**Requirements**. Please reproduce each of the following items exactly, but leave out the pictures.

**Provided information**.

━━━━━━━━━━━━━━━━━━━━

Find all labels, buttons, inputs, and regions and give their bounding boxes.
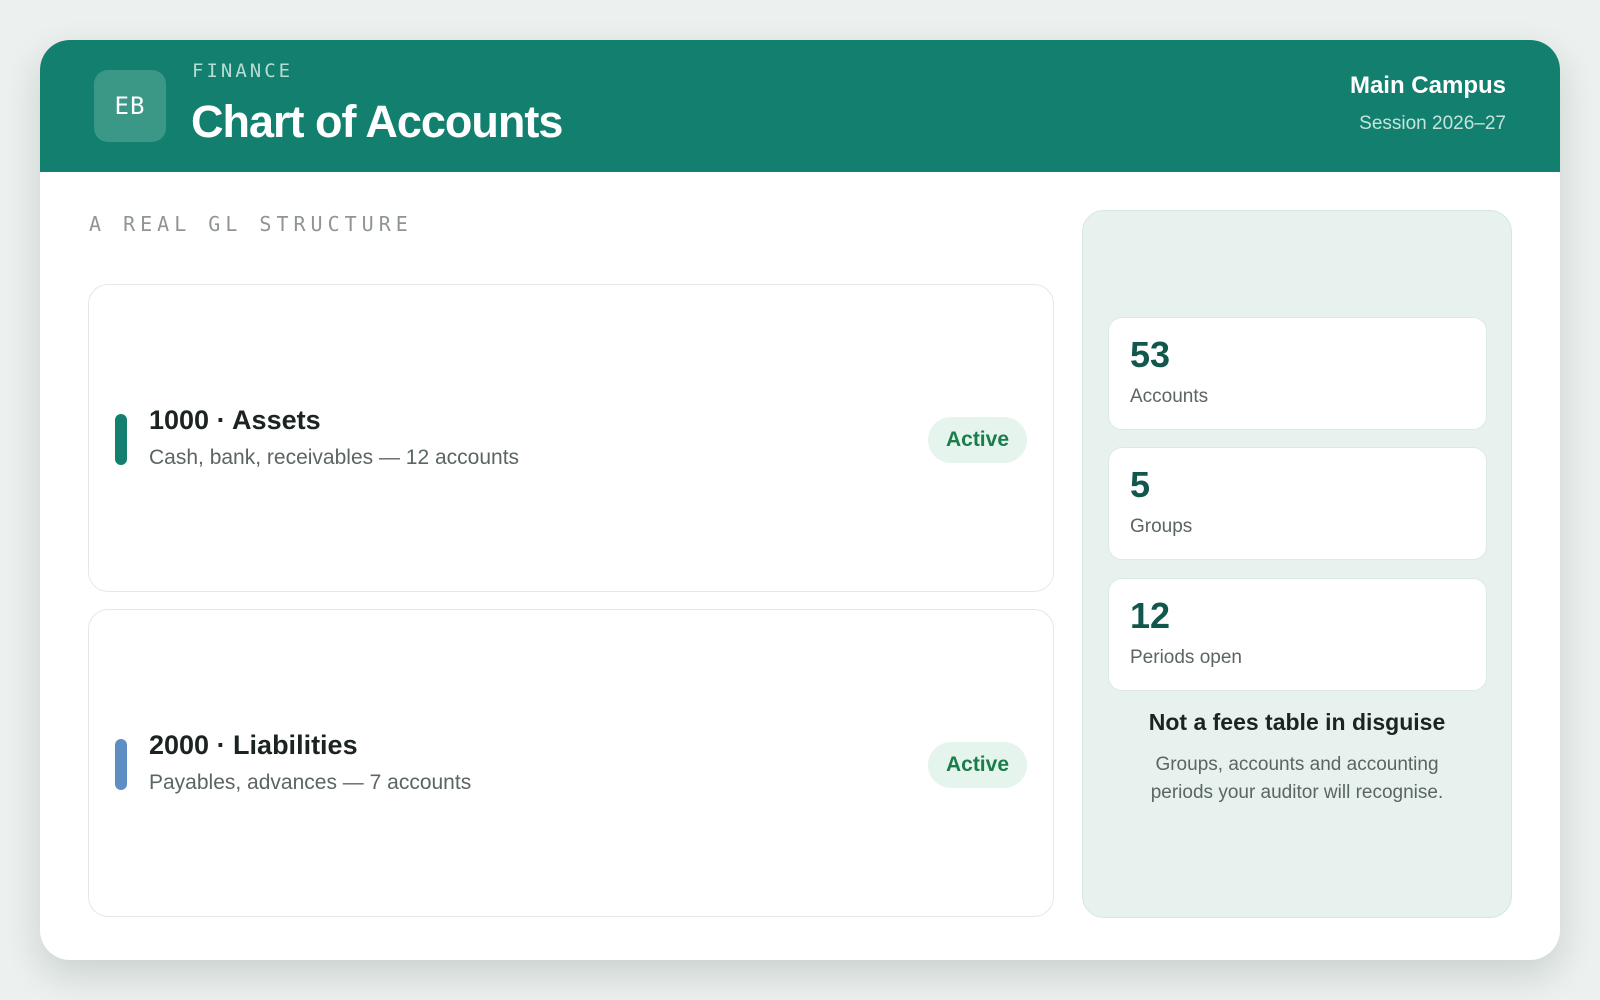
panel-note: Groups, accounts and accounting periods … [1150,754,1444,803]
group-accent-bar [115,739,127,790]
session-label: Session 2026–27 [1359,113,1506,134]
status-badge: Active [927,417,1027,463]
group-description: Cash, bank, receivables — 12 accounts [149,446,520,469]
status-badge: Active [927,742,1027,788]
header-bar: EB FINANCE Chart of Accounts Main Campus… [40,40,1560,172]
summary-panel: 53 Accounts 5 Groups 12 Periods open Not… [1082,210,1512,918]
stat-card-periods: 12 Periods open [1108,578,1487,691]
stat-card-groups: 5 Groups [1108,447,1487,560]
group-accent-bar [115,414,127,465]
stat-value: 53 [1130,334,1171,375]
stat-value: 5 [1130,464,1151,505]
org-logo: EB [94,70,166,142]
campus-name[interactable]: Main Campus [1350,72,1506,100]
group-description: Payables, advances — 7 accounts [149,771,472,794]
group-title: 1000 · Assets [149,405,321,435]
account-group-card[interactable]: 2000 · Liabilities Payables, advances — … [88,609,1054,917]
app-window: EB FINANCE Chart of Accounts Main Campus… [40,40,1560,960]
stat-value: 12 [1130,595,1171,636]
stat-label: Groups [1130,516,1193,537]
stat-label: Accounts [1130,386,1209,407]
module-label: FINANCE [192,60,294,82]
account-group-card[interactable]: 1000 · Assets Cash, bank, receivables — … [88,284,1054,592]
section-label: A REAL GL STRUCTURE [89,212,413,236]
group-title: 2000 · Liabilities [149,730,358,760]
stat-label: Periods open [1130,647,1242,668]
page-title: Chart of Accounts [191,96,563,147]
stat-card-accounts: 53 Accounts [1108,317,1487,430]
panel-heading: Not a fees table in disguise [1148,709,1446,735]
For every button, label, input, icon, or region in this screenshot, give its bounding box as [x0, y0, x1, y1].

━━━━━━━━━━━━━━━━━━━━

**Output for this task**.
Find all labels, buttons, inputs, and regions and give their bounding boxes.
panel-note: Groups, accounts and accounting periods … [1150,754,1444,803]
group-accent-bar [115,739,127,790]
session-label: Session 2026–27 [1359,113,1506,134]
status-badge: Active [927,417,1027,463]
group-description: Cash, bank, receivables — 12 accounts [149,446,520,469]
status-badge: Active [927,742,1027,788]
header-bar: EB FINANCE Chart of Accounts Main Campus… [40,40,1560,172]
summary-panel: 53 Accounts 5 Groups 12 Periods open Not… [1082,210,1512,918]
stat-card-periods: 12 Periods open [1108,578,1487,691]
stat-card-groups: 5 Groups [1108,447,1487,560]
group-accent-bar [115,414,127,465]
stat-value: 53 [1130,334,1171,375]
stat-value: 5 [1130,464,1151,505]
org-logo: EB [94,70,166,142]
campus-name[interactable]: Main Campus [1350,72,1506,100]
group-description: Payables, advances — 7 accounts [149,771,472,794]
group-title: 1000 · Assets [149,405,321,435]
account-group-card[interactable]: 2000 · Liabilities Payables, advances — … [88,609,1054,917]
app-window: EB FINANCE Chart of Accounts Main Campus… [40,40,1560,960]
stat-value: 12 [1130,595,1171,636]
stat-label: Groups [1130,516,1193,537]
stat-label: Accounts [1130,386,1209,407]
module-label: FINANCE [192,60,294,82]
account-group-card[interactable]: 1000 · Assets Cash, bank, receivables — … [88,284,1054,592]
section-label: A REAL GL STRUCTURE [89,212,413,236]
group-title: 2000 · Liabilities [149,730,358,760]
stat-label: Periods open [1130,647,1242,668]
page-title: Chart of Accounts [191,96,563,147]
stat-card-accounts: 53 Accounts [1108,317,1487,430]
panel-heading: Not a fees table in disguise [1148,709,1446,735]
For every button, label, input, icon, or region in this screenshot, give its bounding box as [x0, y0, x1, y1].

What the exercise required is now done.